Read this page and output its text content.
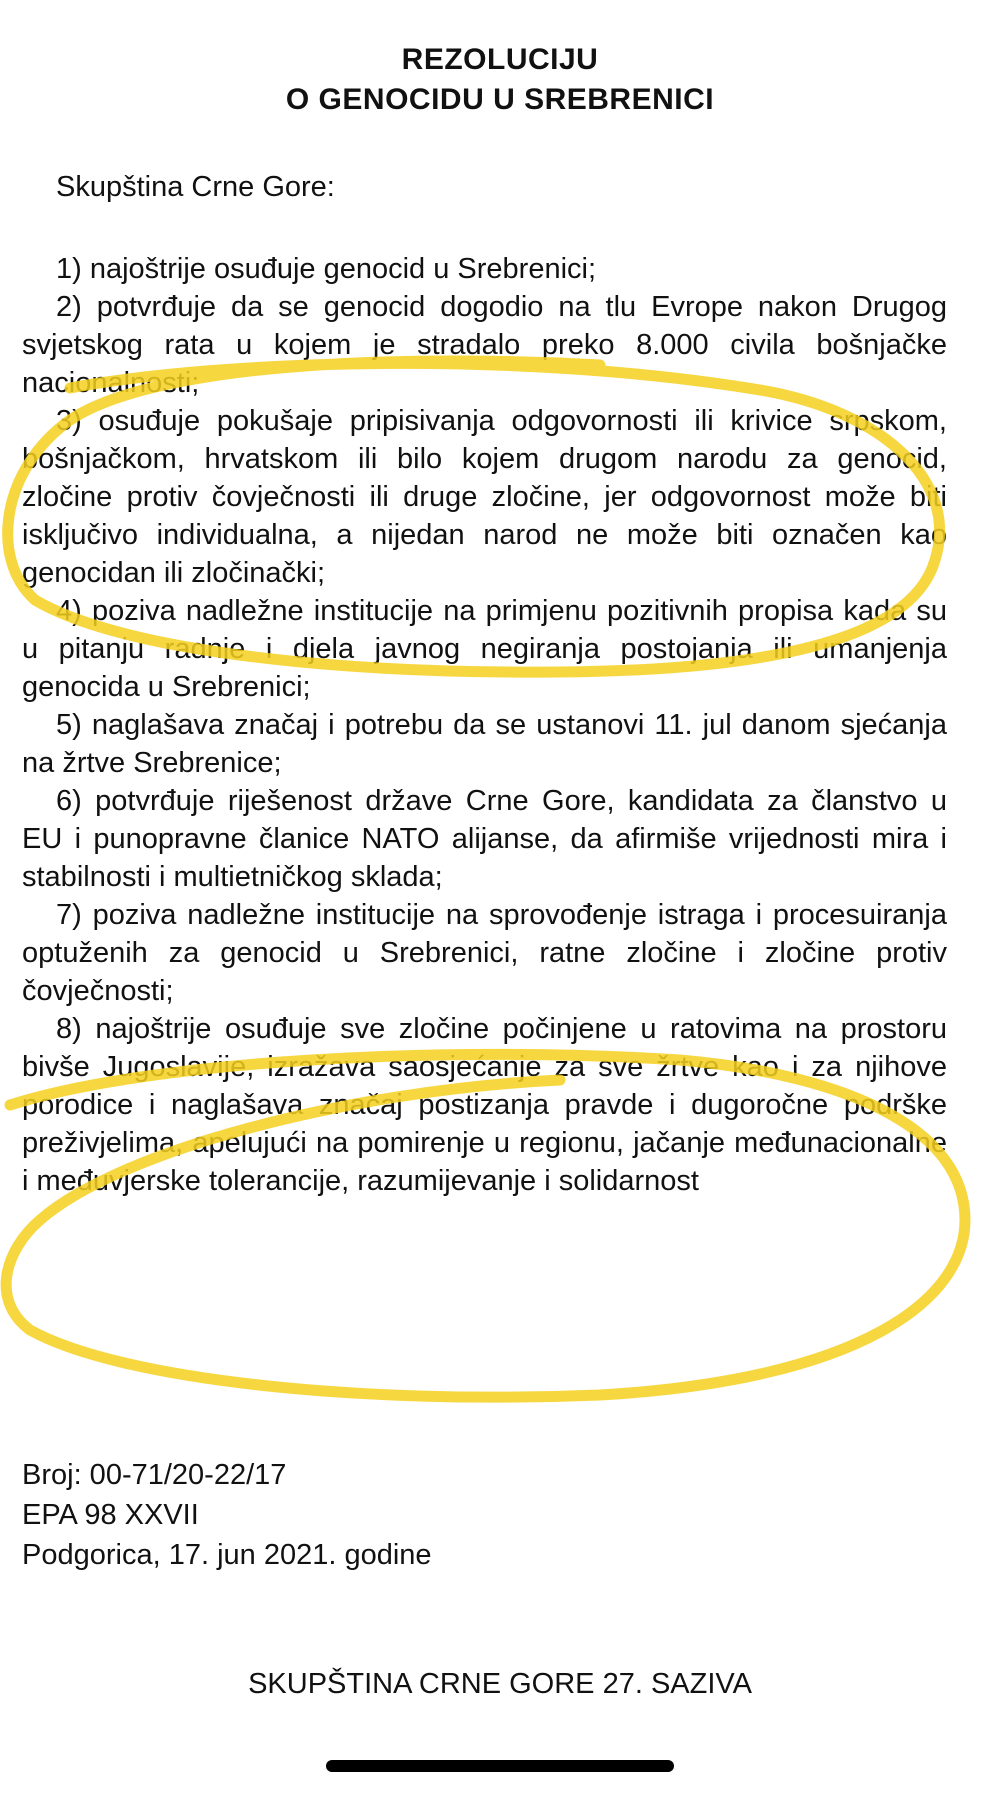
REZOLUCIJU
O GENOCIDU U SREBRENICI
Skupština Crne Gore:

1) najoštrije osuđuje genocid u Srebrenici;

2) potvrđuje da se genocid dogodio na tlu Evrope nakon Drugog svjetskog rata u kojem je stradalo preko 8.000 civila bošnjačke nacionalnosti;

3) osuđuje pokušaje pripisivanja odgovornosti ili krivice srpskom, bošnjačkom, hrvatskom ili bilo kojem drugom narodu za genocid, zločine protiv čovječnosti ili druge zločine, jer odgovornost može biti isključivo individualna, a nijedan narod ne može biti označen kao genocidan ili zločinački;

4) poziva nadležne institucije na primjenu pozitivnih propisa kada su u pitanju radnje i djela javnog negiranja postojanja ili umanjenja genocida u Srebrenici;

5) naglašava značaj i potrebu da se ustanovi 11. jul danom sjećanja na žrtve Srebrenice;

6) potvrđuje riješenost države Crne Gore, kandidata za članstvo u EU i punopravne članice NATO alijanse, da afirmiše vrijednosti mira i stabilnosti i multietničkog sklada;

7) poziva nadležne institucije na sprovođenje istraga i procesuiranja optuženih za genocid u Srebrenici, ratne zločine i zločine protiv čovječnosti;

8) najoštrije osuđuje sve zločine počinjene u ratovima na prostoru bivše Jugoslavije, izražava saosjećanje za sve žrtve kao i za njihove porodice i naglašava značaj postizanja pravde i dugoročne podrške preživjelima, apelujući na pomirenje u regionu, jačanje međunacionalne i međuvjerske tolerancije, razumijevanje i solidarnost

Broj: 00-71/20-22/17
EPA 98 XXVII
Podgorica, 17. jun 2021. godine
SKUPŠTINA CRNE GORE 27. SAZIVA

○ ○ ○ ○ ○ ○ ○

§ **WHAT IS BEING ASKED**:
Transcribe the full listing above exactly as it stands, minus the pictures.

§ **SOLUTION TO THE EXERCISE**:
Read this page and output its text content.
REZOLUCIJU
O GENOCIDU U SREBRENICI
Skupština Crne Gore:

1) najoštrije osuđuje genocid u Srebrenici;

2) potvrđuje da se genocid dogodio na tlu Evrope nakon Drugog svjetskog rata u kojem je stradalo preko 8.000 civila bošnjačke nacionalnosti;

3) osuđuje pokušaje pripisivanja odgovornosti ili krivice srpskom, bošnjačkom, hrvatskom ili bilo kojem drugom narodu za genocid, zločine protiv čovječnosti ili druge zločine, jer odgovornost može biti isključivo individualna, a nijedan narod ne može biti označen kao genocidan ili zločinački;

4) poziva nadležne institucije na primjenu pozitivnih propisa kada su u pitanju radnje i djela javnog negiranja postojanja ili umanjenja genocida u Srebrenici;

5) naglašava značaj i potrebu da se ustanovi 11. jul danom sjećanja na žrtve Srebrenice;

6) potvrđuje riješenost države Crne Gore, kandidata za članstvo u EU i punopravne članice NATO alijanse, da afirmiše vrijednosti mira i stabilnosti i multietničkog sklada;

7) poziva nadležne institucije na sprovođenje istraga i procesuiranja optuženih za genocid u Srebrenici, ratne zločine i zločine protiv čovječnosti;

8) najoštrije osuđuje sve zločine počinjene u ratovima na prostoru bivše Jugoslavije, izražava saosjećanje za sve žrtve kao i za njihove porodice i naglašava značaj postizanja pravde i dugoročne podrške preživjelima, apelujući na pomirenje u regionu, jačanje međunacionalne i međuvjerske tolerancije, razumijevanje i solidarnost

Broj: 00-71/20-22/17
EPA 98 XXVII
Podgorica, 17. jun 2021. godine
SKUPŠTINA CRNE GORE 27. SAZIVA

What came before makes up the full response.